- Task goal: Reproduce every entry that follows word for word, but omit the images.

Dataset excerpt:
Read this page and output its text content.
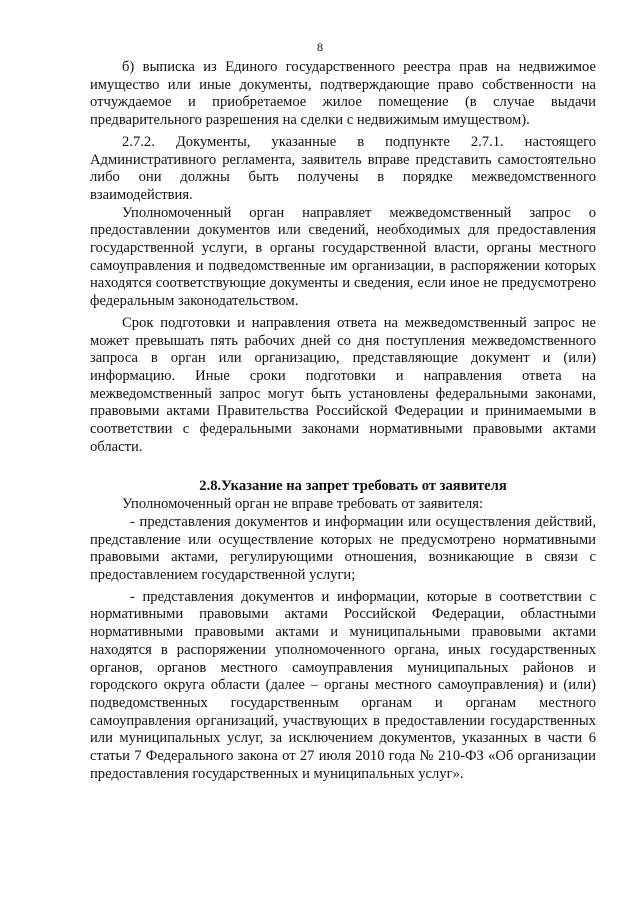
8

б) выписка из Единого государственного реестра прав на недвижимое имущество или иные документы, подтверждающие право собственности на отчуждаемое и приобретаемое жилое помещение (в случае выдачи предварительного разрешения на сделки с недвижимым имуществом).

2.7.2. Документы, указанные в подпункте 2.7.1. настоящего Административного регламента, заявитель вправе представить самостоятельно либо они должны быть получены в порядке межведомственного взаимодействия.

Уполномоченный орган направляет межведомственный запрос о предоставлении документов или сведений, необходимых для предоставления государственной услуги, в органы государственной власти, органы местного самоуправления и подведомственные им организации, в распоряжении которых находятся соответствующие документы и сведения, если иное не предусмотрено федеральным законодательством.

Срок подготовки и направления ответа на межведомственный запрос не может превышать пять рабочих дней со дня поступления межведомственного запроса в орган или организацию, представляющие документ и (или) информацию. Иные сроки подготовки и направления ответа на межведомственный запрос могут быть установлены федеральными законами, правовыми актами Правительства Российской Федерации и принимаемыми в соответствии с федеральными законами нормативными правовыми актами области.

2.8.Указание на запрет требовать от заявителя

Уполномоченный орган не вправе требовать от заявителя:

- представления документов и информации или осуществления действий, представление или осуществление которых не предусмотрено нормативными правовыми актами, регулирующими отношения, возникающие в связи с предоставлением государственной услуги;

- представления документов и информации, которые в соответствии с нормативными правовыми актами Российской Федерации, областными нормативными правовыми актами и муниципальными правовыми актами находятся в распоряжении уполномоченного органа, иных государственных органов, органов местного самоуправления муниципальных районов и городского округа области (далее – органы местного самоуправления) и (или) подведомственных государственным органам и органам местного самоуправления организаций, участвующих в предоставлении государственных или муниципальных услуг, за исключением документов, указанных в части 6 статьи 7 Федерального закона от 27 июля 2010 года № 210-ФЗ «Об организации предоставления государственных и муниципальных услуг».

- Exercise solution:
Read this page and output its text content.
8

б) выписка из Единого государственного реестра прав на недвижимое имущество или иные документы, подтверждающие право собственности на отчуждаемое и приобретаемое жилое помещение (в случае выдачи предварительного разрешения на сделки с недвижимым имуществом).

2.7.2. Документы, указанные в подпункте 2.7.1. настоящего Административного регламента, заявитель вправе представить самостоятельно либо они должны быть получены в порядке межведомственного взаимодействия.

Уполномоченный орган направляет межведомственный запрос о предоставлении документов или сведений, необходимых для предоставления государственной услуги, в органы государственной власти, органы местного самоуправления и подведомственные им организации, в распоряжении которых находятся соответствующие документы и сведения, если иное не предусмотрено федеральным законодательством.

Срок подготовки и направления ответа на межведомственный запрос не может превышать пять рабочих дней со дня поступления межведомственного запроса в орган или организацию, представляющие документ и (или) информацию. Иные сроки подготовки и направления ответа на межведомственный запрос могут быть установлены федеральными законами, правовыми актами Правительства Российской Федерации и принимаемыми в соответствии с федеральными законами нормативными правовыми актами области.

2.8.Указание на запрет требовать от заявителя

Уполномоченный орган не вправе требовать от заявителя:

- представления документов и информации или осуществления действий, представление или осуществление которых не предусмотрено нормативными правовыми актами, регулирующими отношения, возникающие в связи с предоставлением государственной услуги;

- представления документов и информации, которые в соответствии с нормативными правовыми актами Российской Федерации, областными нормативными правовыми актами и муниципальными правовыми актами находятся в распоряжении уполномоченного органа, иных государственных органов, органов местного самоуправления муниципальных районов и городского округа области (далее – органы местного самоуправления) и (или) подведомственных государственным органам и органам местного самоуправления организаций, участвующих в предоставлении государственных или муниципальных услуг, за исключением документов, указанных в части 6 статьи 7 Федерального закона от 27 июля 2010 года № 210-ФЗ «Об организации предоставления государственных и муниципальных услуг».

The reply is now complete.